## BEGIN

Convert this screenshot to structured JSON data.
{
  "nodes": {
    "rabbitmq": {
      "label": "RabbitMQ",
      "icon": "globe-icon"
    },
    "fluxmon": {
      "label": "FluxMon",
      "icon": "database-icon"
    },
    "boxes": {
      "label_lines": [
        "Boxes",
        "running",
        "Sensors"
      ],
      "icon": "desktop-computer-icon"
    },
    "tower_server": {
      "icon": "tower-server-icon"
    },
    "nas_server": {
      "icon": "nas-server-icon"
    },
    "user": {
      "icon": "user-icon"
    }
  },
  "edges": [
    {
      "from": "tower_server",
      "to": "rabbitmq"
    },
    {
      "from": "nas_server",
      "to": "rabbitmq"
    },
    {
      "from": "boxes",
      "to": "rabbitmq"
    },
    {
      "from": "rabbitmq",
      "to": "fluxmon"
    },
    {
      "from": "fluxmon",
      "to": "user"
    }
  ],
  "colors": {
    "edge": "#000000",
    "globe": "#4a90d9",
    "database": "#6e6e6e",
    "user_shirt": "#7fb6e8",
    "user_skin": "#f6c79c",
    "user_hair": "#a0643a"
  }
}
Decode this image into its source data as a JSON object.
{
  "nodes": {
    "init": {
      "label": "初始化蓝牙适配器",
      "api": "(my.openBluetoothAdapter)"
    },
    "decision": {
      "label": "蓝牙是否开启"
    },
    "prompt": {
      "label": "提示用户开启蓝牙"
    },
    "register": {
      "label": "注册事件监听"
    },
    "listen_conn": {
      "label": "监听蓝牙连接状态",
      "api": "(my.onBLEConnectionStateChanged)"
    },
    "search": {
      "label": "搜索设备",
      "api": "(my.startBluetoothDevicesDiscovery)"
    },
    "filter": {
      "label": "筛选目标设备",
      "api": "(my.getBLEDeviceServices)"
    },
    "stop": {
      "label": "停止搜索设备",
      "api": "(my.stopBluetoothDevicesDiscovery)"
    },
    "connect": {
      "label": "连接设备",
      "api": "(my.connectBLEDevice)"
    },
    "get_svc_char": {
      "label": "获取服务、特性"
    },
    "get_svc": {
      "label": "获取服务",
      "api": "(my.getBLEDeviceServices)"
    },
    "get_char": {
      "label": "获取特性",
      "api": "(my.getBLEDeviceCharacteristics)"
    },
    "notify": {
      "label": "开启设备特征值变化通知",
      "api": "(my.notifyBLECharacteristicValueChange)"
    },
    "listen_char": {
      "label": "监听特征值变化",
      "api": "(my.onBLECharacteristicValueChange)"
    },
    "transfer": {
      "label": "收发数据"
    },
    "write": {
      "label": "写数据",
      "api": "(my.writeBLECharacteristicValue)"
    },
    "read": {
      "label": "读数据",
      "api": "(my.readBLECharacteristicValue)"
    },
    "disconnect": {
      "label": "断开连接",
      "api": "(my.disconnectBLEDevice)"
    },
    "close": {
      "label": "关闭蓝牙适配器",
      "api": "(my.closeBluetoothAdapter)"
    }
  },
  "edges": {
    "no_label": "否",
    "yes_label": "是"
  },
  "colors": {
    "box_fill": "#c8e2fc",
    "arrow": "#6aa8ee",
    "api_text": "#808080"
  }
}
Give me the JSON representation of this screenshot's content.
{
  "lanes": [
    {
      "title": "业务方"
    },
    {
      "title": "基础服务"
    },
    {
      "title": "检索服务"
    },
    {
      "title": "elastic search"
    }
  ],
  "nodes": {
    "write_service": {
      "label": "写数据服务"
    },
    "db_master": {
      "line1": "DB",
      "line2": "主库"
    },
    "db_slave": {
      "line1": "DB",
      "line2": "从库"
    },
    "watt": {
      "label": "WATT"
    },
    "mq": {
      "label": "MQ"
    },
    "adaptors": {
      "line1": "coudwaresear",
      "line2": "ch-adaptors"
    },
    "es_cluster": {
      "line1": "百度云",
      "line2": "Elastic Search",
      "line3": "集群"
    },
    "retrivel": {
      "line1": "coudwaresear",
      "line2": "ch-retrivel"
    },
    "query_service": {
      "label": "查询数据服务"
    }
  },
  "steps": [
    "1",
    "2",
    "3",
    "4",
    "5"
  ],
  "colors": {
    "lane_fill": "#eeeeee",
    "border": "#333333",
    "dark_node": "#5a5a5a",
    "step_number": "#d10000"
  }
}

## END

### EXERCISE BRIEF:
Look through the entries and find each line that has the string "screenshot". Copy those lines.

### RESULT FOR THIS TASK:
Convert this screenshot to structured JSON data.
Give me the JSON representation of this screenshot's content.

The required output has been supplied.